[Extracted entries]:

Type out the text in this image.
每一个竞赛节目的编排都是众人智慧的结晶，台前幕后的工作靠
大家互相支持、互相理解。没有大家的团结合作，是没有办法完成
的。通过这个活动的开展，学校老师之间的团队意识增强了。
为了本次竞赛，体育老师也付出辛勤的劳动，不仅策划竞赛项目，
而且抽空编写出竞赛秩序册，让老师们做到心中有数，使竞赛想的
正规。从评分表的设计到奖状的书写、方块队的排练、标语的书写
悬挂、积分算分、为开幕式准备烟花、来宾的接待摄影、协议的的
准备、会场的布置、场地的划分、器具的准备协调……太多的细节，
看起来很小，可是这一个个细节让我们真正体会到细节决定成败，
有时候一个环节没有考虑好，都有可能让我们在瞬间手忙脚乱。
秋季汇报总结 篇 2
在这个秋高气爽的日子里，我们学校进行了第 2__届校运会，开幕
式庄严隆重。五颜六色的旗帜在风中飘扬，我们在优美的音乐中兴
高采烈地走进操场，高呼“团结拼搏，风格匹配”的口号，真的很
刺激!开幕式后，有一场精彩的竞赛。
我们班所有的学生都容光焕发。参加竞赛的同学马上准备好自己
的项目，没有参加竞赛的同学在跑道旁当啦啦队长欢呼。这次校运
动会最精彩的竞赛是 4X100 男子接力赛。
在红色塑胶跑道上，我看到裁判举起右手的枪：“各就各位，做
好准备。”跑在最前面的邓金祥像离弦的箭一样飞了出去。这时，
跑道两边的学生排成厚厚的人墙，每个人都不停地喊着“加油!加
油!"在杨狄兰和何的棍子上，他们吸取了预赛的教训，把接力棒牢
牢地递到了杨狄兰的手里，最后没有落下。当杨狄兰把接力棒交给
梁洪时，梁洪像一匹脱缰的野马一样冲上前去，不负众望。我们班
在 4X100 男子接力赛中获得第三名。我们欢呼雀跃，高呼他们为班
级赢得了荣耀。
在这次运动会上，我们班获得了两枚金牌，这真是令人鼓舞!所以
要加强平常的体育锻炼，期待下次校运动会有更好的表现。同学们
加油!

[Written request]:
Copy out the whole listing, exactly as written.

[Completed task]:
Type out the text in this image.
每一个竞赛节目的编排都是众人智慧的结晶，台前幕后的工作靠
大家互相支持、互相理解。没有大家的团结合作，是没有办法完成
的。通过这个活动的开展，学校老师之间的团队意识增强了。
为了本次竞赛，体育老师也付出辛勤的劳动，不仅策划竞赛项目，
而且抽空编写出竞赛秩序册，让老师们做到心中有数，使竞赛想的
正规。从评分表的设计到奖状的书写、方块队的排练、标语的书写
悬挂、积分算分、为开幕式准备烟花、来宾的接待摄影、协议的的
准备、会场的布置、场地的划分、器具的准备协调……太多的细节，
看起来很小，可是这一个个细节让我们真正体会到细节决定成败，
有时候一个环节没有考虑好，都有可能让我们在瞬间手忙脚乱。
秋季汇报总结 篇 2
在这个秋高气爽的日子里，我们学校进行了第 2__届校运会，开幕
式庄严隆重。五颜六色的旗帜在风中飘扬，我们在优美的音乐中兴
高采烈地走进操场，高呼“团结拼搏，风格匹配”的口号，真的很
刺激!开幕式后，有一场精彩的竞赛。
我们班所有的学生都容光焕发。参加竞赛的同学马上准备好自己
的项目，没有参加竞赛的同学在跑道旁当啦啦队长欢呼。这次校运
动会最精彩的竞赛是 4X100 男子接力赛。
在红色塑胶跑道上，我看到裁判举起右手的枪：“各就各位，做
好准备。”跑在最前面的邓金祥像离弦的箭一样飞了出去。这时，
跑道两边的学生排成厚厚的人墙，每个人都不停地喊着“加油!加
油!"在杨狄兰和何的棍子上，他们吸取了预赛的教训，把接力棒牢
牢地递到了杨狄兰的手里，最后没有落下。当杨狄兰把接力棒交给
梁洪时，梁洪像一匹脱缰的野马一样冲上前去，不负众望。我们班
在 4X100 男子接力赛中获得第三名。我们欢呼雀跃，高呼他们为班
级赢得了荣耀。
在这次运动会上，我们班获得了两枚金牌，这真是令人鼓舞!所以
要加强平常的体育锻炼，期待下次校运动会有更好的表现。同学们
加油!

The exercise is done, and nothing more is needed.